*Data for this task*.

# # # # #

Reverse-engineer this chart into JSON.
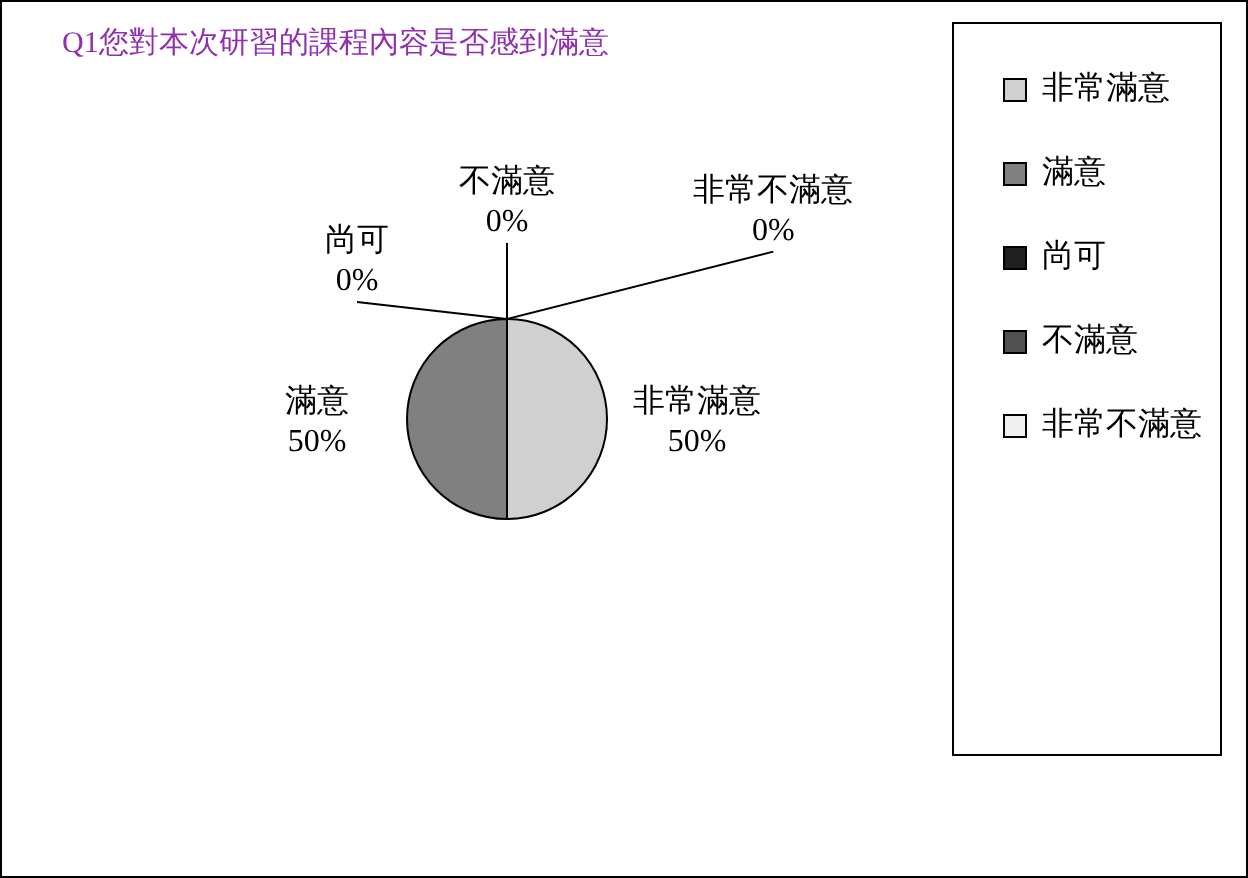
{
  "chart_data": {
    "type": "pie",
    "title": "Q1您對本次研習的課程內容是否感到滿意",
    "categories": [
      "非常滿意",
      "滿意",
      "尚可",
      "不滿意",
      "非常不滿意"
    ],
    "values": [
      50,
      50,
      0,
      0,
      0
    ],
    "value_labels": [
      "50%",
      "50%",
      "0%",
      "0%",
      "0%"
    ],
    "colors": [
      "#d0d0d0",
      "#808080",
      "#202020",
      "#505050",
      "#f0f0f0"
    ],
    "legend": "right"
  }
}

# # # # #

*Aim*. Give the data above again in full and unchanged, skipping the pictures.

*Task answer*.
Reverse-engineer this chart into JSON.
{
  "chart_data": {
    "type": "pie",
    "title": "Q1您對本次研習的課程內容是否感到滿意",
    "categories": [
      "非常滿意",
      "滿意",
      "尚可",
      "不滿意",
      "非常不滿意"
    ],
    "values": [
      50,
      50,
      0,
      0,
      0
    ],
    "value_labels": [
      "50%",
      "50%",
      "0%",
      "0%",
      "0%"
    ],
    "colors": [
      "#d0d0d0",
      "#808080",
      "#202020",
      "#505050",
      "#f0f0f0"
    ],
    "legend": "right"
  }
}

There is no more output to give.